◆ Assignment ◆
From the passage on Subversion merge tracking below, set down verbatim the portion that begins at the words "For example, sometimes" and stops after the words "to child directories.".

◆ Supplied passage ◆
The Final Word on Merge Tracking

The bottom line is that Subversion’s merge-tracking feature has an extremely complex internal implementation, and the svn:mergeinfo property is the only window the user has into the machinery. Because the feature is relatively new, a numbers of edge cases and possible unexpected behaviors may pop up.

For example, sometimes mergeinfo will be generated when running a simple svn copy or svn move command. Sometimes mergeinfo will appear on files that you didn’t expect to be touched by an operation. Sometimes mergeinfo won’t be generated at all, when you expect it to. Furthermore, the management of mergeinfo metadata has a whole set of taxonomies and behaviors around it, such as explicit versus implicit mergeinfo, operative versus inoperative revisions, specific mechanisms of mergeinfo elision, and even inheritance from parent to child directories.

◆ Recorded information ◆
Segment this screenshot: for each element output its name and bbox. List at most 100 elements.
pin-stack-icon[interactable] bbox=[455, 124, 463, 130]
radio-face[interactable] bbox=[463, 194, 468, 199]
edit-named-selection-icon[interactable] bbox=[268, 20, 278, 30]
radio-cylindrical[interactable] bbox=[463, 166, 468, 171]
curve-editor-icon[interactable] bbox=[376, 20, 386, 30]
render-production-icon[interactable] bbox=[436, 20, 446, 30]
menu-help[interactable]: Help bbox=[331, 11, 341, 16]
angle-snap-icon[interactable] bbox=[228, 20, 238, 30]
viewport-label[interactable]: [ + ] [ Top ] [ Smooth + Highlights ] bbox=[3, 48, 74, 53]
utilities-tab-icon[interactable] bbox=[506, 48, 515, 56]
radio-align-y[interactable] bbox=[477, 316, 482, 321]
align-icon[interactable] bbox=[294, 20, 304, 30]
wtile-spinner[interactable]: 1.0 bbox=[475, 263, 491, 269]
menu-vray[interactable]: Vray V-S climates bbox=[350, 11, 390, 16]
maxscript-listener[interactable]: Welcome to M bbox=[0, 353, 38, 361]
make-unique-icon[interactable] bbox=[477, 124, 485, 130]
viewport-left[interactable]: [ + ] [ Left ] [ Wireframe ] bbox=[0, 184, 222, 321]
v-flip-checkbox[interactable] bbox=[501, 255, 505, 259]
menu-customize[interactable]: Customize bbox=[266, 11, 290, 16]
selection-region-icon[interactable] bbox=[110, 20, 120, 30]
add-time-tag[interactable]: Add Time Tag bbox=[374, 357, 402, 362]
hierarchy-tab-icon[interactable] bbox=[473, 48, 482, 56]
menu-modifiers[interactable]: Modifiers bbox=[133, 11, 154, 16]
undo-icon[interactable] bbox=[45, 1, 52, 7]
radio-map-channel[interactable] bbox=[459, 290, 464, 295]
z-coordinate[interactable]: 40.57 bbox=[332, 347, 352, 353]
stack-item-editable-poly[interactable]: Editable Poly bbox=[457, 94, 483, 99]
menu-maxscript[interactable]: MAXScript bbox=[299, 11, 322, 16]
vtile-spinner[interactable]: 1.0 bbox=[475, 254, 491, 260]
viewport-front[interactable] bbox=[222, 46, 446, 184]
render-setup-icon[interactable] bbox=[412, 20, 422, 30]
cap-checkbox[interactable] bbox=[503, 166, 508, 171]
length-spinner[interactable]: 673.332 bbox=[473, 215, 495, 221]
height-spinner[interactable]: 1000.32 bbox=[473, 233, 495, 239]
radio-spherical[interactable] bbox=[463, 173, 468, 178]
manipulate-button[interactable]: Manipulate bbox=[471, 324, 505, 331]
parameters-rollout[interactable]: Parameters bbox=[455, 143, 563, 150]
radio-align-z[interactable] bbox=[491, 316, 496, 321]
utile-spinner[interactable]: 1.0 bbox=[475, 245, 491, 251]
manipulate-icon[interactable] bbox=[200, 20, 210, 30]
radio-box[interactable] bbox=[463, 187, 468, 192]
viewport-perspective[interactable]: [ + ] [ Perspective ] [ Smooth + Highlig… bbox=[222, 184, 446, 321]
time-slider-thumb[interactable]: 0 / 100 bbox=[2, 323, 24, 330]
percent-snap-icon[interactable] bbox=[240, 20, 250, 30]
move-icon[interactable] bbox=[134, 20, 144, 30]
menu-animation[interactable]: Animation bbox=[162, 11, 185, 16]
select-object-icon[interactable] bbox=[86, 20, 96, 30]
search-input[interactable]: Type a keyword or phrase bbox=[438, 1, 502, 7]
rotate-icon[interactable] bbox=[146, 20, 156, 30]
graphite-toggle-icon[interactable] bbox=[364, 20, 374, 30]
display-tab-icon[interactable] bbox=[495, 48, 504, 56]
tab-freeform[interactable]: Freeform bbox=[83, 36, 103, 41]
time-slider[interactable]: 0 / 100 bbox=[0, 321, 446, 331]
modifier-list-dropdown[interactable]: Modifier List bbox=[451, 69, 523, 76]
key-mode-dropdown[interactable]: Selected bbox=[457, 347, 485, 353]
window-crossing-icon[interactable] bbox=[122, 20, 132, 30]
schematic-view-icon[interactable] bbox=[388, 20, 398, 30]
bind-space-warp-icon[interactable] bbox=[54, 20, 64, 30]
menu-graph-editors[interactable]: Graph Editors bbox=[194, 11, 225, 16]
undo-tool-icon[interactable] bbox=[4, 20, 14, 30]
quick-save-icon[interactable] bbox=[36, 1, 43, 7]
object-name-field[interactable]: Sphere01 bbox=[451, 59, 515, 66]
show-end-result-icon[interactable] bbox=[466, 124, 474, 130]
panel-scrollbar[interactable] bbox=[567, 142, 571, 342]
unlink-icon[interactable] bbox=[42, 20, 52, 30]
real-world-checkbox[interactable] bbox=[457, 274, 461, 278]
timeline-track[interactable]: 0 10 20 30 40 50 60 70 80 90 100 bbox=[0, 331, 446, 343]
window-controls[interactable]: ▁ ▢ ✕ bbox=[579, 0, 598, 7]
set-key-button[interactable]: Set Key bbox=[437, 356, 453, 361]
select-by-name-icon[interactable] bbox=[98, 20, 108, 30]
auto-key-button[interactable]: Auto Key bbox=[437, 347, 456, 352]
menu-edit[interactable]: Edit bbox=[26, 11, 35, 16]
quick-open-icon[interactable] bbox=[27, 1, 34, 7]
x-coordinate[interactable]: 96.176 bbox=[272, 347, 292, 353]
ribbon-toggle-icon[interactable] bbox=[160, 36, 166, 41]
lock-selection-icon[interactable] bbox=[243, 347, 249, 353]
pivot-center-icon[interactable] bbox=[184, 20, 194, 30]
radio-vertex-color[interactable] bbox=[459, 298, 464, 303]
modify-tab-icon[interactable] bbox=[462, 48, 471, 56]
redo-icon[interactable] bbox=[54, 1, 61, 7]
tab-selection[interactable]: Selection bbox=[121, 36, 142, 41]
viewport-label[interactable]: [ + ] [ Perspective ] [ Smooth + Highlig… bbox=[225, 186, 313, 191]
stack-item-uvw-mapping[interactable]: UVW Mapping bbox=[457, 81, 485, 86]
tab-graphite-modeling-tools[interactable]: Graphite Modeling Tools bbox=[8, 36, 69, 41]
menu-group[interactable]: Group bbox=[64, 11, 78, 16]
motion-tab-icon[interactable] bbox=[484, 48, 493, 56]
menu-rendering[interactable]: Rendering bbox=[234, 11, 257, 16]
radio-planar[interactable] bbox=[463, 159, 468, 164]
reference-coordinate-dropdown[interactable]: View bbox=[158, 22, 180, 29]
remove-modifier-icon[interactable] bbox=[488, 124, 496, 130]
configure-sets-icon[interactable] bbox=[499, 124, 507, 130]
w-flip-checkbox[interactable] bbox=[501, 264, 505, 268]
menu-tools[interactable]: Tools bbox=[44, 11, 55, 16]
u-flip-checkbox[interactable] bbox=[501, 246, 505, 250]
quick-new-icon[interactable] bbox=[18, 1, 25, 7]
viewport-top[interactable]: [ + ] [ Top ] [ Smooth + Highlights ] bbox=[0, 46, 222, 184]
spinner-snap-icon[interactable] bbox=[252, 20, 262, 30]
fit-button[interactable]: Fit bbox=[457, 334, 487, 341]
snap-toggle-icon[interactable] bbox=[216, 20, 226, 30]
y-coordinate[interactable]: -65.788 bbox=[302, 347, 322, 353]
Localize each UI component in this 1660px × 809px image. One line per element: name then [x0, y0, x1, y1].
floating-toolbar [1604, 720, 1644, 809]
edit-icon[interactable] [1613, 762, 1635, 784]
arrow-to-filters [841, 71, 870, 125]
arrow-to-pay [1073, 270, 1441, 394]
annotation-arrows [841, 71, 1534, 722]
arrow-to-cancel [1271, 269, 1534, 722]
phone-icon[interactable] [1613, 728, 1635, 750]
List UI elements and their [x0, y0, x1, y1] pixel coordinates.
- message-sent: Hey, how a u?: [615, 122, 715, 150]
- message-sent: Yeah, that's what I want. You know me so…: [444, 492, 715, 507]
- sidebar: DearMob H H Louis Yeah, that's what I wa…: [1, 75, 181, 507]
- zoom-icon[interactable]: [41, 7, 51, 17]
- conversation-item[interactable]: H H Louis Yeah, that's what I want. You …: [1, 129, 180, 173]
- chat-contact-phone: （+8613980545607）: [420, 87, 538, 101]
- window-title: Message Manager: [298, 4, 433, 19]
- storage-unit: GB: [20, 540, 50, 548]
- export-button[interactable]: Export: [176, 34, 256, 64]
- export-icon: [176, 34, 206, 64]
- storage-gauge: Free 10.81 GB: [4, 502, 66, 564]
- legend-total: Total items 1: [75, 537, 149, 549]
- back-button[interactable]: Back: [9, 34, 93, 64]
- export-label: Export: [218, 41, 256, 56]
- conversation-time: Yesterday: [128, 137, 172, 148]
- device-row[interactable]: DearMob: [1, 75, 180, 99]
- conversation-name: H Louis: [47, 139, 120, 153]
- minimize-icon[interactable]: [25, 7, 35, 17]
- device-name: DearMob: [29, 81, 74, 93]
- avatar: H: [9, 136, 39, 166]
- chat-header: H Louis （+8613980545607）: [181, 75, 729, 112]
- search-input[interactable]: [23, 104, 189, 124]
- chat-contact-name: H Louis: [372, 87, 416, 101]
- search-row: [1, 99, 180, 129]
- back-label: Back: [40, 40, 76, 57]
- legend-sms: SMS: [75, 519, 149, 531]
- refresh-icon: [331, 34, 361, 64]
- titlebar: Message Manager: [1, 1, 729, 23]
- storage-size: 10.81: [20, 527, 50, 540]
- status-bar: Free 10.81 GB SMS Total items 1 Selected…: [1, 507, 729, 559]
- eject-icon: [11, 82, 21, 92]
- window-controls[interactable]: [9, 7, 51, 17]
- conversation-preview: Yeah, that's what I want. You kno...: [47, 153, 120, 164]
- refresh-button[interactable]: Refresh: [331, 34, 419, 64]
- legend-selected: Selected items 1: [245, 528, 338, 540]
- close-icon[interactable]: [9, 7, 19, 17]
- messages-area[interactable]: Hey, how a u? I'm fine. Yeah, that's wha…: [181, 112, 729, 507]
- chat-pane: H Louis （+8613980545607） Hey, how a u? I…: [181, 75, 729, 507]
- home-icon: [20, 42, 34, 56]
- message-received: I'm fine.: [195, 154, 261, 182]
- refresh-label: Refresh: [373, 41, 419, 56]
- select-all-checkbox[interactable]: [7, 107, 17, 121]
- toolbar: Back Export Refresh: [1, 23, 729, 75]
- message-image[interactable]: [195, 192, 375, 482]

◆ Result ◆
For example, sometimes mergeinfo will be generated when running a simple svn copy or svn move command. Sometimes mergeinfo will appear on files that you didn’t expect to be touched by an operation. Sometimes mergeinfo won’t be generated at all, when you expect it to. Furthermore, the management of mergeinfo metadata has a whole set of taxonomies and behaviors around it, such as explicit versus implicit mergeinfo, operative versus inoperative revisions, specific mechanisms of mergeinfo elision, and even inheritance from parent to child directories.